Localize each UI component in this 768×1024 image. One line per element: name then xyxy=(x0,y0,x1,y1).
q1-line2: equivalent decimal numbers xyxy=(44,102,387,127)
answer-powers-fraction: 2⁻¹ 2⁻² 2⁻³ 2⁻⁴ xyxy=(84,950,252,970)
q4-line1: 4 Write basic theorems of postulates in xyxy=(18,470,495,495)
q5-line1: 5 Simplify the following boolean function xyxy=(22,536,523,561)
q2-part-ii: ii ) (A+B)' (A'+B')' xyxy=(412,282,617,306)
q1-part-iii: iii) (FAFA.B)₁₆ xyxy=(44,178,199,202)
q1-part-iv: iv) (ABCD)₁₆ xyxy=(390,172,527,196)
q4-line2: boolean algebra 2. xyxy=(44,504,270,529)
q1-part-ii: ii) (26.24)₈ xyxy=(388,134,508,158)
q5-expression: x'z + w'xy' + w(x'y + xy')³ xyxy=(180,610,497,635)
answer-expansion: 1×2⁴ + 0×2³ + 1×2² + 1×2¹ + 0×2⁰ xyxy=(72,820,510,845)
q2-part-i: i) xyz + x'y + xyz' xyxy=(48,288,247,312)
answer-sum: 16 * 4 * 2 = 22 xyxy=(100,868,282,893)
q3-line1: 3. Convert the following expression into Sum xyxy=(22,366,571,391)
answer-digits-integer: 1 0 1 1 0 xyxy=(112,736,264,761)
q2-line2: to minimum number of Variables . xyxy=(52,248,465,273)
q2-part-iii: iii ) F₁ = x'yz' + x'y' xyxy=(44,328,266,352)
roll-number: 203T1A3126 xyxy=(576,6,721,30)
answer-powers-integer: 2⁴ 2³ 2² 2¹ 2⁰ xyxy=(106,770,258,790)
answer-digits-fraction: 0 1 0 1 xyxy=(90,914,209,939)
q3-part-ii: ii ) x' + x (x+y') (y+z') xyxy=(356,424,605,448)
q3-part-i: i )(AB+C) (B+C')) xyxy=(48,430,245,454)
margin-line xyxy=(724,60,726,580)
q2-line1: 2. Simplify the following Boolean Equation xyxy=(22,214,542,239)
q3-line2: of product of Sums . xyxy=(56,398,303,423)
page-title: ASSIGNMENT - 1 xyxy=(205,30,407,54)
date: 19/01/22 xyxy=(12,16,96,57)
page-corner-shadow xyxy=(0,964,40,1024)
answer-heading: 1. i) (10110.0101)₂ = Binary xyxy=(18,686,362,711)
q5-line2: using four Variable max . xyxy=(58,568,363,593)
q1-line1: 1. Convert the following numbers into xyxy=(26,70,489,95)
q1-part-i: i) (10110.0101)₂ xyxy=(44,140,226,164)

_ _ _ _ _ _ _

» **Short task**
Edit the records above so that each "Simplify" becomes "Reduce", and leave every other character unchanged.

» **Worked answer**
Localize each UI component in this 768×1024 image. One line per element: name then xyxy=(x0,y0,x1,y1).
q1-line2: equivalent decimal numbers xyxy=(44,102,387,127)
answer-powers-fraction: 2⁻¹ 2⁻² 2⁻³ 2⁻⁴ xyxy=(84,950,252,970)
q4-line1: 4 Write basic theorems of postulates in xyxy=(18,470,495,495)
q5-line1: 5 Reduce the following boolean function xyxy=(22,536,523,561)
q2-part-ii: ii ) (A+B)' (A'+B')' xyxy=(412,282,617,306)
q1-part-iii: iii) (FAFA.B)₁₆ xyxy=(44,178,199,202)
q1-part-iv: iv) (ABCD)₁₆ xyxy=(390,172,527,196)
q4-line2: boolean algebra 2. xyxy=(44,504,270,529)
q1-part-ii: ii) (26.24)₈ xyxy=(388,134,508,158)
q5-expression: x'z + w'xy' + w(x'y + xy')³ xyxy=(180,610,497,635)
answer-expansion: 1×2⁴ + 0×2³ + 1×2² + 1×2¹ + 0×2⁰ xyxy=(72,820,510,845)
q2-part-i: i) xyz + x'y + xyz' xyxy=(48,288,247,312)
answer-sum: 16 * 4 * 2 = 22 xyxy=(100,868,282,893)
q3-line1: 3. Convert the following expression into Sum xyxy=(22,366,571,391)
answer-digits-integer: 1 0 1 1 0 xyxy=(112,736,264,761)
q2-line2: to minimum number of Variables . xyxy=(52,248,465,273)
q2-part-iii: iii ) F₁ = x'yz' + x'y' xyxy=(44,328,266,352)
roll-number: 203T1A3126 xyxy=(576,6,721,30)
answer-powers-integer: 2⁴ 2³ 2² 2¹ 2⁰ xyxy=(106,770,258,790)
answer-digits-fraction: 0 1 0 1 xyxy=(90,914,209,939)
q3-part-ii: ii ) x' + x (x+y') (y+z') xyxy=(356,424,605,448)
q3-part-i: i )(AB+C) (B+C')) xyxy=(48,430,245,454)
margin-line xyxy=(724,60,726,580)
q2-line1: 2. Reduce the following Boolean Equation xyxy=(22,214,542,239)
q3-line2: of product of Sums . xyxy=(56,398,303,423)
page-title: ASSIGNMENT - 1 xyxy=(205,30,407,54)
date: 19/01/22 xyxy=(12,16,96,57)
page-corner-shadow xyxy=(0,964,40,1024)
answer-heading: 1. i) (10110.0101)₂ = Binary xyxy=(18,686,362,711)
q5-line2: using four Variable max . xyxy=(58,568,363,593)
q1-line1: 1. Convert the following numbers into xyxy=(26,70,489,95)
q1-part-i: i) (10110.0101)₂ xyxy=(44,140,226,164)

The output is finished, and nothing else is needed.